- **What the task requires**
Write out the whole listing, matching it exactly.

── Records shown ──

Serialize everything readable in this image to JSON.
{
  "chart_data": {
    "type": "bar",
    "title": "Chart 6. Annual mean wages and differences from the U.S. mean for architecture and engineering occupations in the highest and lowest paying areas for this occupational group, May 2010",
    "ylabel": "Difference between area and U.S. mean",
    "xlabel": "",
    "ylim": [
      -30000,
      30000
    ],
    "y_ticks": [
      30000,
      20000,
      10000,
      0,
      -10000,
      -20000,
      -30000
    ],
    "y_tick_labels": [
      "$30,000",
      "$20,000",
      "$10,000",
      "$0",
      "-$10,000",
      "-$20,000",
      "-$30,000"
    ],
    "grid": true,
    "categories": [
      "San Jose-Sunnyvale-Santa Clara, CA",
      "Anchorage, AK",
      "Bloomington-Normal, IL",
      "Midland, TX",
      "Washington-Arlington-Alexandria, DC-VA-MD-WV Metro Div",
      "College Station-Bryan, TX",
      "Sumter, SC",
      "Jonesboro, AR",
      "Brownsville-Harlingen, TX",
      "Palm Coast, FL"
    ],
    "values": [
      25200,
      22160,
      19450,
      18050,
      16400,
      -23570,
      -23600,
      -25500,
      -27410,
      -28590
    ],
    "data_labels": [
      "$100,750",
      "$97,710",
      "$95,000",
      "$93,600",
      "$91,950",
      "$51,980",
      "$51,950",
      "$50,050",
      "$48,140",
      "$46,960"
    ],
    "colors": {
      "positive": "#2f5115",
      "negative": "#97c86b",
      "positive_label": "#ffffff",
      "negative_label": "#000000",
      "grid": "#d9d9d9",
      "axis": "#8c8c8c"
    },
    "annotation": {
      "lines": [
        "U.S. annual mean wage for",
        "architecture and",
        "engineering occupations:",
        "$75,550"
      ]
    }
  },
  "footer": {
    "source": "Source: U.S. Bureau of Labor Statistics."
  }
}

───

- **Complete output**
Serialize everything readable in this image to JSON.
{
  "chart_data": {
    "type": "bar",
    "title": "Chart 6. Annual mean wages and differences from the U.S. mean for architecture and engineering occupations in the highest and lowest paying areas for this occupational group, May 2010",
    "ylabel": "Difference between area and U.S. mean",
    "xlabel": "",
    "ylim": [
      -30000,
      30000
    ],
    "y_ticks": [
      30000,
      20000,
      10000,
      0,
      -10000,
      -20000,
      -30000
    ],
    "y_tick_labels": [
      "$30,000",
      "$20,000",
      "$10,000",
      "$0",
      "-$10,000",
      "-$20,000",
      "-$30,000"
    ],
    "grid": true,
    "categories": [
      "San Jose-Sunnyvale-Santa Clara, CA",
      "Anchorage, AK",
      "Bloomington-Normal, IL",
      "Midland, TX",
      "Washington-Arlington-Alexandria, DC-VA-MD-WV Metro Div",
      "College Station-Bryan, TX",
      "Sumter, SC",
      "Jonesboro, AR",
      "Brownsville-Harlingen, TX",
      "Palm Coast, FL"
    ],
    "values": [
      25200,
      22160,
      19450,
      18050,
      16400,
      -23570,
      -23600,
      -25500,
      -27410,
      -28590
    ],
    "data_labels": [
      "$100,750",
      "$97,710",
      "$95,000",
      "$93,600",
      "$91,950",
      "$51,980",
      "$51,950",
      "$50,050",
      "$48,140",
      "$46,960"
    ],
    "colors": {
      "positive": "#2f5115",
      "negative": "#97c86b",
      "positive_label": "#ffffff",
      "negative_label": "#000000",
      "grid": "#d9d9d9",
      "axis": "#8c8c8c"
    },
    "annotation": {
      "lines": [
        "U.S. annual mean wage for",
        "architecture and",
        "engineering occupations:",
        "$75,550"
      ]
    }
  },
  "footer": {
    "source": "Source: U.S. Bureau of Labor Statistics."
  }
}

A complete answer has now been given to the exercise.